*INSTRUCTIONS TO FOLLOW*:
Search the material below for the string "here" and extract each line that has it.

____

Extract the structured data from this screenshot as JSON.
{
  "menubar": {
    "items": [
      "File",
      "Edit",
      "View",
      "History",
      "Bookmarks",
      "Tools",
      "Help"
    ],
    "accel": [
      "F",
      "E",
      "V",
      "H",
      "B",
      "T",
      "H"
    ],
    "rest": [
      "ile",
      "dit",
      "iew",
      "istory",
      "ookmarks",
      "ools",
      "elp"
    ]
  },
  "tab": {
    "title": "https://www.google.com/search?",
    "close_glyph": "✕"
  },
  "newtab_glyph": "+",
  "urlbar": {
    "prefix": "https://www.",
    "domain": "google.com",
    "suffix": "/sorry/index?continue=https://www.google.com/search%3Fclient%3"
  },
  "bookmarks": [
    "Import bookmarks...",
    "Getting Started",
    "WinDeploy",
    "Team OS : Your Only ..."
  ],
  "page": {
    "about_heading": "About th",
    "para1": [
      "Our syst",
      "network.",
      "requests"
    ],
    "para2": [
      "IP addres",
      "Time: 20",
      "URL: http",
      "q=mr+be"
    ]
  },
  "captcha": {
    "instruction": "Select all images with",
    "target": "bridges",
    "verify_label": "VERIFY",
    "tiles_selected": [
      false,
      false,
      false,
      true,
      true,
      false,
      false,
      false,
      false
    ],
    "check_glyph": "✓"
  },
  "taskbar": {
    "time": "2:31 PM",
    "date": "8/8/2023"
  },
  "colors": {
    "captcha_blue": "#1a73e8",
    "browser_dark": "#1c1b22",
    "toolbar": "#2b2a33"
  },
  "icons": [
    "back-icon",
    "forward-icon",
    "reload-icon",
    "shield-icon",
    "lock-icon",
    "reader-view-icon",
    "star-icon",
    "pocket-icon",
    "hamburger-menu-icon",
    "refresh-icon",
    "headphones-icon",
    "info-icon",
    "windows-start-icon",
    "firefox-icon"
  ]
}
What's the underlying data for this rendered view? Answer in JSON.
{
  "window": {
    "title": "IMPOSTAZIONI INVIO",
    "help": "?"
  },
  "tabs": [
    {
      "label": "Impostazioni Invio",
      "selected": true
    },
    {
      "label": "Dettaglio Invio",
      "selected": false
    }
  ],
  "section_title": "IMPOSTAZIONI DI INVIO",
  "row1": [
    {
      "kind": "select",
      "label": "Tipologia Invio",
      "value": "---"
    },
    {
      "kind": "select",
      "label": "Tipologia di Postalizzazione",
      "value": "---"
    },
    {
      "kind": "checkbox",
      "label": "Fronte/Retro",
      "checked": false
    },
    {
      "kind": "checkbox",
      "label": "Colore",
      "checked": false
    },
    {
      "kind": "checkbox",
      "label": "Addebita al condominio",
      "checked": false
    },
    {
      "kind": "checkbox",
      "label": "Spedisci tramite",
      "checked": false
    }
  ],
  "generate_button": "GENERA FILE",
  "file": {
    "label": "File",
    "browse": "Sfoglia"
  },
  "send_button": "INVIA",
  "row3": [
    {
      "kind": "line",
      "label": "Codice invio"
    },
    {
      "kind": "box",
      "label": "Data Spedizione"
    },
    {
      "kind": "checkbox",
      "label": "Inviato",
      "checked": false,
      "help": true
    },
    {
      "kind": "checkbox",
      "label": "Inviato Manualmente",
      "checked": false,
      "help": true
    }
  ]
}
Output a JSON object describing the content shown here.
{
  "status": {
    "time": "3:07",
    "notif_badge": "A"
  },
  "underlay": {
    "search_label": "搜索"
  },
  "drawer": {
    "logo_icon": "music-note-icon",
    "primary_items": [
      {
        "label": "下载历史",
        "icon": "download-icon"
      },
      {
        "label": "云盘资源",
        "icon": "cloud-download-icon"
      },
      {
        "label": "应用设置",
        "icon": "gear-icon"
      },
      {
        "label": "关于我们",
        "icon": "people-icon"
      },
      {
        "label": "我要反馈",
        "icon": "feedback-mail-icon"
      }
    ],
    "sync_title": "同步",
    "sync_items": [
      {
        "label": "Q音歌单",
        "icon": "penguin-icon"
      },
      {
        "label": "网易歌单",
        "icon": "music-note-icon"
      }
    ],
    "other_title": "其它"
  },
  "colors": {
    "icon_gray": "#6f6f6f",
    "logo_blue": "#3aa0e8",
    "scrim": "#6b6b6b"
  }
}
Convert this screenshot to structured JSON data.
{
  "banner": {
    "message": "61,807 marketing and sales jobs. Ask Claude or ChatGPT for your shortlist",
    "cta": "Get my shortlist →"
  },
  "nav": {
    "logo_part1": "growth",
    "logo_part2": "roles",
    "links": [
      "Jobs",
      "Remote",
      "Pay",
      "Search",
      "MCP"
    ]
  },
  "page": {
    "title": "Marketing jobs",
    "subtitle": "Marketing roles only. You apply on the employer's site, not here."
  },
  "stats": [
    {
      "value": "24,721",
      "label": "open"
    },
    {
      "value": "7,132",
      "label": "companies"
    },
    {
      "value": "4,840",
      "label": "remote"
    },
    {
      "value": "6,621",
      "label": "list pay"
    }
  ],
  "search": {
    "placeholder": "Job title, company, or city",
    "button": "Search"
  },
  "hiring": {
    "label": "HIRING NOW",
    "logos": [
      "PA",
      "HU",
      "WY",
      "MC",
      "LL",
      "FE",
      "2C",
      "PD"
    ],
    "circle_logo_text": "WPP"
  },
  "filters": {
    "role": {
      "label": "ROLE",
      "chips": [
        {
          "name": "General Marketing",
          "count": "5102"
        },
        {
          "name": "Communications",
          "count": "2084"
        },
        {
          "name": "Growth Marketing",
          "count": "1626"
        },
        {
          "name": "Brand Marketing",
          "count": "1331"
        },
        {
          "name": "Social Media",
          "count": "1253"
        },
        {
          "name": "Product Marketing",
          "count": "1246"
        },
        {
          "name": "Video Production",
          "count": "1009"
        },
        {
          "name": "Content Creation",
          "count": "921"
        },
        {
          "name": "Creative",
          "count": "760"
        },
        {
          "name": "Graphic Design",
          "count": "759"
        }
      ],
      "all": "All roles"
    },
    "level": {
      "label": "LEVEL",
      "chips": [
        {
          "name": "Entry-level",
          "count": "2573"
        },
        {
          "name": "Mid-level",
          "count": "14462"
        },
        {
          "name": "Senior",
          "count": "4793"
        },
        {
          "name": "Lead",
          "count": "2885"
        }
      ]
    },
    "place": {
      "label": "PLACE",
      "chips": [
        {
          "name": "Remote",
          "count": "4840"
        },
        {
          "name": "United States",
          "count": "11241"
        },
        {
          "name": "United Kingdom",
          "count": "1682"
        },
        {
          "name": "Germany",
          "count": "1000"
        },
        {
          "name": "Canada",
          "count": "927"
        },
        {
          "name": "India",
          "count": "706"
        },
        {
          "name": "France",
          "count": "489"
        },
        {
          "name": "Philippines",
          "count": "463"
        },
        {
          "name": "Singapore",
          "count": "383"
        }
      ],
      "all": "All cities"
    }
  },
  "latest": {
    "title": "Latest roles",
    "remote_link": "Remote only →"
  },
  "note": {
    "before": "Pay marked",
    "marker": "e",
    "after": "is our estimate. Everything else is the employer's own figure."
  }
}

____

*TASK OUTPUT*:
Output a JSON object describing the content shown here.
    "subtitle": "Marketing roles only. You apply on the employer's site, not here."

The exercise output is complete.